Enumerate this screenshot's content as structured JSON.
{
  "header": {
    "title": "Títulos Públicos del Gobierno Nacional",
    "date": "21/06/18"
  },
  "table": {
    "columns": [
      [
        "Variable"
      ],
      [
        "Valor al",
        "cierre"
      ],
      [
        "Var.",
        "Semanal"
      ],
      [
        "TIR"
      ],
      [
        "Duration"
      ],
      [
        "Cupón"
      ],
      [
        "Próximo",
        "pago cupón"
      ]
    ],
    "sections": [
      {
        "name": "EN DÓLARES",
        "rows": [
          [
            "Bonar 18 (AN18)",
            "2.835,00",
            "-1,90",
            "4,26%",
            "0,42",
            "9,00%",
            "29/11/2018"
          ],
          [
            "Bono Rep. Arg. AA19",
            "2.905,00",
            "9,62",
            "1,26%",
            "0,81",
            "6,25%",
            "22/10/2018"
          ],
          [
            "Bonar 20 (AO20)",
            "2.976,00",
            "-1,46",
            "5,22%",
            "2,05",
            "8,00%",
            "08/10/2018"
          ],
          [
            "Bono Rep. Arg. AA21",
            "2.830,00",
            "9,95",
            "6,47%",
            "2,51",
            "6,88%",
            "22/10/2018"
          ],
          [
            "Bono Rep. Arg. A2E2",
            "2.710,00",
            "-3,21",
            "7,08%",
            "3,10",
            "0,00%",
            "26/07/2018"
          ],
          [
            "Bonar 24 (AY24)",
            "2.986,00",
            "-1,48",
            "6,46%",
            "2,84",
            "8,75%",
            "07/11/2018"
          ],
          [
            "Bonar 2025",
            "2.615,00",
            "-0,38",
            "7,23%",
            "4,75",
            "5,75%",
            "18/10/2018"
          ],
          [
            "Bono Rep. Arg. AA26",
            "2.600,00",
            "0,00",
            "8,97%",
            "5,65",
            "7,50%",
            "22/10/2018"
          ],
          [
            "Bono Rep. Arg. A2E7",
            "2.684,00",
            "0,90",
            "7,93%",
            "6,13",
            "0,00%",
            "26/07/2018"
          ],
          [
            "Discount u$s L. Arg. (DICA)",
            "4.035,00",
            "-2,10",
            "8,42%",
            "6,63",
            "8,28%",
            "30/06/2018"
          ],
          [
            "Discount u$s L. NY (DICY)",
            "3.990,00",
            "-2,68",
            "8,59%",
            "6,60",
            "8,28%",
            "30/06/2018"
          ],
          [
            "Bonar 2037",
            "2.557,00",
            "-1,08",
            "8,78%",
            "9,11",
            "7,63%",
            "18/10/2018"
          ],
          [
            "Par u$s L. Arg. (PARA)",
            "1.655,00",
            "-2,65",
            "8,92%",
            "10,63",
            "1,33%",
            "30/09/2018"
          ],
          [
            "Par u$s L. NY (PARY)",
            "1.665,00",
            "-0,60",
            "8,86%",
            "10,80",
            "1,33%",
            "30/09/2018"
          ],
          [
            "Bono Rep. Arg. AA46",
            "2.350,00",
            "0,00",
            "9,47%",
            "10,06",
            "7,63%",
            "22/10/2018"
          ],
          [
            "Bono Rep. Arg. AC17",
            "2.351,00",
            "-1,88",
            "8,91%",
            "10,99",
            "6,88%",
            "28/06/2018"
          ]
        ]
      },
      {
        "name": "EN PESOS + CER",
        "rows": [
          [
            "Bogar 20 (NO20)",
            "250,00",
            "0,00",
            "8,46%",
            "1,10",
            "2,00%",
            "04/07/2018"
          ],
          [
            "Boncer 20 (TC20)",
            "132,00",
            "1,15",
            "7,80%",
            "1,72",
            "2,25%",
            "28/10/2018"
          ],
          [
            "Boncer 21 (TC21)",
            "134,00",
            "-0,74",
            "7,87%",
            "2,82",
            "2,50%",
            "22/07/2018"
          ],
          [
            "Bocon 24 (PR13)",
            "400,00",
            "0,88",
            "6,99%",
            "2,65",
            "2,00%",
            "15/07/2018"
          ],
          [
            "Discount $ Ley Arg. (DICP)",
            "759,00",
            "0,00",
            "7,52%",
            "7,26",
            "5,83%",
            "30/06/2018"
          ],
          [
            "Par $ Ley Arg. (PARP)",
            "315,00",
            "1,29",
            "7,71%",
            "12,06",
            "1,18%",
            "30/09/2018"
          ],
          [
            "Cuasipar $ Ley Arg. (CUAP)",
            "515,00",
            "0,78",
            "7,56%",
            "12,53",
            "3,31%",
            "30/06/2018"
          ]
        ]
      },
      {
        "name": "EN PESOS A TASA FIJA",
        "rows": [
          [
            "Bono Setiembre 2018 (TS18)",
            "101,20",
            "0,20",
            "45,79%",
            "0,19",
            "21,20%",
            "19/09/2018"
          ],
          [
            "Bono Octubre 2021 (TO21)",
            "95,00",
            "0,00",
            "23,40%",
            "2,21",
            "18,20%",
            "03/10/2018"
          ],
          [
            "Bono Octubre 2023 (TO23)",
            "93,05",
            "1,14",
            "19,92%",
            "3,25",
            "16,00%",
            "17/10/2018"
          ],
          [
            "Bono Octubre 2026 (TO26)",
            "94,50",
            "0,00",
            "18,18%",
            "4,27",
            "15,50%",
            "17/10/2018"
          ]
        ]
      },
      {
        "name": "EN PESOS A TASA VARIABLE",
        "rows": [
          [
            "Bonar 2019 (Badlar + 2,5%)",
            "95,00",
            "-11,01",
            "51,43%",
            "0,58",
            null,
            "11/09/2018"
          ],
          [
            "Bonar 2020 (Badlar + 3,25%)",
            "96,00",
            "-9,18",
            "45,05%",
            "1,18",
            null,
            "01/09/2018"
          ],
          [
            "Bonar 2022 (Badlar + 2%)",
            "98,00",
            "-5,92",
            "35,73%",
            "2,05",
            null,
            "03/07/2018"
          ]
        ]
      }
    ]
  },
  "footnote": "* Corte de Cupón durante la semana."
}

## PROBLEM DETAILS
Write every entry out again exactly.

## EXERCISE OUTPUT
Enumerate this screenshot's content as structured JSON.
{
  "header": {
    "title": "Títulos Públicos del Gobierno Nacional",
    "date": "21/06/18"
  },
  "table": {
    "columns": [
      [
        "Variable"
      ],
      [
        "Valor al",
        "cierre"
      ],
      [
        "Var.",
        "Semanal"
      ],
      [
        "TIR"
      ],
      [
        "Duration"
      ],
      [
        "Cupón"
      ],
      [
        "Próximo",
        "pago cupón"
      ]
    ],
    "sections": [
      {
        "name": "EN DÓLARES",
        "rows": [
          [
            "Bonar 18 (AN18)",
            "2.835,00",
            "-1,90",
            "4,26%",
            "0,42",
            "9,00%",
            "29/11/2018"
          ],
          [
            "Bono Rep. Arg. AA19",
            "2.905,00",
            "9,62",
            "1,26%",
            "0,81",
            "6,25%",
            "22/10/2018"
          ],
          [
            "Bonar 20 (AO20)",
            "2.976,00",
            "-1,46",
            "5,22%",
            "2,05",
            "8,00%",
            "08/10/2018"
          ],
          [
            "Bono Rep. Arg. AA21",
            "2.830,00",
            "9,95",
            "6,47%",
            "2,51",
            "6,88%",
            "22/10/2018"
          ],
          [
            "Bono Rep. Arg. A2E2",
            "2.710,00",
            "-3,21",
            "7,08%",
            "3,10",
            "0,00%",
            "26/07/2018"
          ],
          [
            "Bonar 24 (AY24)",
            "2.986,00",
            "-1,48",
            "6,46%",
            "2,84",
            "8,75%",
            "07/11/2018"
          ],
          [
            "Bonar 2025",
            "2.615,00",
            "-0,38",
            "7,23%",
            "4,75",
            "5,75%",
            "18/10/2018"
          ],
          [
            "Bono Rep. Arg. AA26",
            "2.600,00",
            "0,00",
            "8,97%",
            "5,65",
            "7,50%",
            "22/10/2018"
          ],
          [
            "Bono Rep. Arg. A2E7",
            "2.684,00",
            "0,90",
            "7,93%",
            "6,13",
            "0,00%",
            "26/07/2018"
          ],
          [
            "Discount u$s L. Arg. (DICA)",
            "4.035,00",
            "-2,10",
            "8,42%",
            "6,63",
            "8,28%",
            "30/06/2018"
          ],
          [
            "Discount u$s L. NY (DICY)",
            "3.990,00",
            "-2,68",
            "8,59%",
            "6,60",
            "8,28%",
            "30/06/2018"
          ],
          [
            "Bonar 2037",
            "2.557,00",
            "-1,08",
            "8,78%",
            "9,11",
            "7,63%",
            "18/10/2018"
          ],
          [
            "Par u$s L. Arg. (PARA)",
            "1.655,00",
            "-2,65",
            "8,92%",
            "10,63",
            "1,33%",
            "30/09/2018"
          ],
          [
            "Par u$s L. NY (PARY)",
            "1.665,00",
            "-0,60",
            "8,86%",
            "10,80",
            "1,33%",
            "30/09/2018"
          ],
          [
            "Bono Rep. Arg. AA46",
            "2.350,00",
            "0,00",
            "9,47%",
            "10,06",
            "7,63%",
            "22/10/2018"
          ],
          [
            "Bono Rep. Arg. AC17",
            "2.351,00",
            "-1,88",
            "8,91%",
            "10,99",
            "6,88%",
            "28/06/2018"
          ]
        ]
      },
      {
        "name": "EN PESOS + CER",
        "rows": [
          [
            "Bogar 20 (NO20)",
            "250,00",
            "0,00",
            "8,46%",
            "1,10",
            "2,00%",
            "04/07/2018"
          ],
          [
            "Boncer 20 (TC20)",
            "132,00",
            "1,15",
            "7,80%",
            "1,72",
            "2,25%",
            "28/10/2018"
          ],
          [
            "Boncer 21 (TC21)",
            "134,00",
            "-0,74",
            "7,87%",
            "2,82",
            "2,50%",
            "22/07/2018"
          ],
          [
            "Bocon 24 (PR13)",
            "400,00",
            "0,88",
            "6,99%",
            "2,65",
            "2,00%",
            "15/07/2018"
          ],
          [
            "Discount $ Ley Arg. (DICP)",
            "759,00",
            "0,00",
            "7,52%",
            "7,26",
            "5,83%",
            "30/06/2018"
          ],
          [
            "Par $ Ley Arg. (PARP)",
            "315,00",
            "1,29",
            "7,71%",
            "12,06",
            "1,18%",
            "30/09/2018"
          ],
          [
            "Cuasipar $ Ley Arg. (CUAP)",
            "515,00",
            "0,78",
            "7,56%",
            "12,53",
            "3,31%",
            "30/06/2018"
          ]
        ]
      },
      {
        "name": "EN PESOS A TASA FIJA",
        "rows": [
          [
            "Bono Setiembre 2018 (TS18)",
            "101,20",
            "0,20",
            "45,79%",
            "0,19",
            "21,20%",
            "19/09/2018"
          ],
          [
            "Bono Octubre 2021 (TO21)",
            "95,00",
            "0,00",
            "23,40%",
            "2,21",
            "18,20%",
            "03/10/2018"
          ],
          [
            "Bono Octubre 2023 (TO23)",
            "93,05",
            "1,14",
            "19,92%",
            "3,25",
            "16,00%",
            "17/10/2018"
          ],
          [
            "Bono Octubre 2026 (TO26)",
            "94,50",
            "0,00",
            "18,18%",
            "4,27",
            "15,50%",
            "17/10/2018"
          ]
        ]
      },
      {
        "name": "EN PESOS A TASA VARIABLE",
        "rows": [
          [
            "Bonar 2019 (Badlar + 2,5%)",
            "95,00",
            "-11,01",
            "51,43%",
            "0,58",
            null,
            "11/09/2018"
          ],
          [
            "Bonar 2020 (Badlar + 3,25%)",
            "96,00",
            "-9,18",
            "45,05%",
            "1,18",
            null,
            "01/09/2018"
          ],
          [
            "Bonar 2022 (Badlar + 2%)",
            "98,00",
            "-5,92",
            "35,73%",
            "2,05",
            null,
            "03/07/2018"
          ]
        ]
      }
    ]
  },
  "footnote": "* Corte de Cupón durante la semana."
}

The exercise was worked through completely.